*Task statement*. Copy every record word for word.

(Entries from a dataset)
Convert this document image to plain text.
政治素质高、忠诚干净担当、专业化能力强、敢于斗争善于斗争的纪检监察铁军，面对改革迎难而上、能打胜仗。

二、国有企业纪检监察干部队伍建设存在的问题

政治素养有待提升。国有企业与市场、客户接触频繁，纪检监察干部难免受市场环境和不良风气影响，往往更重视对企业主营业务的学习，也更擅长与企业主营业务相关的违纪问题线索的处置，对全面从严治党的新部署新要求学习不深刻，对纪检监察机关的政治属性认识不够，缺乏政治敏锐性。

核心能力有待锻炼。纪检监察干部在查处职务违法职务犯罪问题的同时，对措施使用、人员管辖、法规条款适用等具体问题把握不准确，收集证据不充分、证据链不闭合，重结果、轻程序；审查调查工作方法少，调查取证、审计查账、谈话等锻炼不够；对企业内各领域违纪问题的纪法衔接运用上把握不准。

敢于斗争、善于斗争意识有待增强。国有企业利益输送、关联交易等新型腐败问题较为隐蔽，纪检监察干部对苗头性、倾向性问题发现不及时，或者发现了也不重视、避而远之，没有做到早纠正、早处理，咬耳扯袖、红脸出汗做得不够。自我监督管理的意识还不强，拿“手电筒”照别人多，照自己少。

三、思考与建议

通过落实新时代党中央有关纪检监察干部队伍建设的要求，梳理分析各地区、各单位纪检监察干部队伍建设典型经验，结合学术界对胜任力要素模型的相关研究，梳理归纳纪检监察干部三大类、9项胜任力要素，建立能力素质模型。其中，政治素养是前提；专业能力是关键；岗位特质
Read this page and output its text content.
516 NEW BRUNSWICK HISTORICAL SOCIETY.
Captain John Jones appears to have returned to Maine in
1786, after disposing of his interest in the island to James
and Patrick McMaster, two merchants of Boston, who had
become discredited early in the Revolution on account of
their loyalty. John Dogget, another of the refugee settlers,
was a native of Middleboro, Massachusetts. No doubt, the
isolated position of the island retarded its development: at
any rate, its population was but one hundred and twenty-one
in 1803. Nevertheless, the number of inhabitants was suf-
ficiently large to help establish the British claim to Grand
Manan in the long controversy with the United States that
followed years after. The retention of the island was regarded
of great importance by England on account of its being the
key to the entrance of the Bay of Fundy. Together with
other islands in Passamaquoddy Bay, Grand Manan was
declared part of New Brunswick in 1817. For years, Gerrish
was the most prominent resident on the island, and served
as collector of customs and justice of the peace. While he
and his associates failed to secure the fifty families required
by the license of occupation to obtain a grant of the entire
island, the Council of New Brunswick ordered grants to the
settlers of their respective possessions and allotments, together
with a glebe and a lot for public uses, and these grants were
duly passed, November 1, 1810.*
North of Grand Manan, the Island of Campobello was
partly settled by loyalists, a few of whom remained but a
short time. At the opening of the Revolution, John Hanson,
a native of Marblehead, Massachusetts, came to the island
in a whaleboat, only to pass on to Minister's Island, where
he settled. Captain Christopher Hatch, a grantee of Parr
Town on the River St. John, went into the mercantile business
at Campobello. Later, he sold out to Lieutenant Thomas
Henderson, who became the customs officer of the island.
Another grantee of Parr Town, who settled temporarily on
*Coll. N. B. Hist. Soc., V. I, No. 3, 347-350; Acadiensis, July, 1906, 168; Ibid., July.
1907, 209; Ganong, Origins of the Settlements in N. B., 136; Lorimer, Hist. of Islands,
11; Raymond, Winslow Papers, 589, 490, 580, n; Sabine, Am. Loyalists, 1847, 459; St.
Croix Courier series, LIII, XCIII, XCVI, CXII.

*The response*.
Convert this document image to plain text.
政治素质高、忠诚干净担当、专业化能力强、敢于斗争善于斗争的纪检监察铁军，面对改革迎难而上、能打胜仗。

二、国有企业纪检监察干部队伍建设存在的问题

政治素养有待提升。国有企业与市场、客户接触频繁，纪检监察干部难免受市场环境和不良风气影响，往往更重视对企业主营业务的学习，也更擅长与企业主营业务相关的违纪问题线索的处置，对全面从严治党的新部署新要求学习不深刻，对纪检监察机关的政治属性认识不够，缺乏政治敏锐性。

核心能力有待锻炼。纪检监察干部在查处职务违法职务犯罪问题的同时，对措施使用、人员管辖、法规条款适用等具体问题把握不准确，收集证据不充分、证据链不闭合，重结果、轻程序；审查调查工作方法少，调查取证、审计查账、谈话等锻炼不够；对企业内各领域违纪问题的纪法衔接运用上把握不准。

敢于斗争、善于斗争意识有待增强。国有企业利益输送、关联交易等新型腐败问题较为隐蔽，纪检监察干部对苗头性、倾向性问题发现不及时，或者发现了也不重视、避而远之，没有做到早纠正、早处理，咬耳扯袖、红脸出汗做得不够。自我监督管理的意识还不强，拿“手电筒”照别人多，照自己少。

三、思考与建议

通过落实新时代党中央有关纪检监察干部队伍建设的要求，梳理分析各地区、各单位纪检监察干部队伍建设典型经验，结合学术界对胜任力要素模型的相关研究，梳理归纳纪检监察干部三大类、9项胜任力要素，建立能力素质模型。其中，政治素养是前提；专业能力是关键；岗位特质
Read this page and output its text content.
516 NEW BRUNSWICK HISTORICAL SOCIETY.
Captain John Jones appears to have returned to Maine in
1786, after disposing of his interest in the island to James
and Patrick McMaster, two merchants of Boston, who had
become discredited early in the Revolution on account of
their loyalty. John Dogget, another of the refugee settlers,
was a native of Middleboro, Massachusetts. No doubt, the
isolated position of the island retarded its development: at
any rate, its population was but one hundred and twenty-one
in 1803. Nevertheless, the number of inhabitants was suf-
ficiently large to help establish the British claim to Grand
Manan in the long controversy with the United States that
followed years after. The retention of the island was regarded
of great importance by England on account of its being the
key to the entrance of the Bay of Fundy. Together with
other islands in Passamaquoddy Bay, Grand Manan was
declared part of New Brunswick in 1817. For years, Gerrish
was the most prominent resident on the island, and served
as collector of customs and justice of the peace. While he
and his associates failed to secure the fifty families required
by the license of occupation to obtain a grant of the entire
island, the Council of New Brunswick ordered grants to the
settlers of their respective possessions and allotments, together
with a glebe and a lot for public uses, and these grants were
duly passed, November 1, 1810.*
North of Grand Manan, the Island of Campobello was
partly settled by loyalists, a few of whom remained but a
short time. At the opening of the Revolution, John Hanson,
a native of Marblehead, Massachusetts, came to the island
in a whaleboat, only to pass on to Minister's Island, where
he settled. Captain Christopher Hatch, a grantee of Parr
Town on the River St. John, went into the mercantile business
at Campobello. Later, he sold out to Lieutenant Thomas
Henderson, who became the customs officer of the island.
Another grantee of Parr Town, who settled temporarily on
*Coll. N. B. Hist. Soc., V. I, No. 3, 347-350; Acadiensis, July, 1906, 168; Ibid., July.
1907, 209; Ganong, Origins of the Settlements in N. B., 136; Lorimer, Hist. of Islands,
11; Raymond, Winslow Papers, 589, 490, 580, n; Sabine, Am. Loyalists, 1847, 459; St.
Croix Courier series, LIII, XCIII, XCVI, CXII.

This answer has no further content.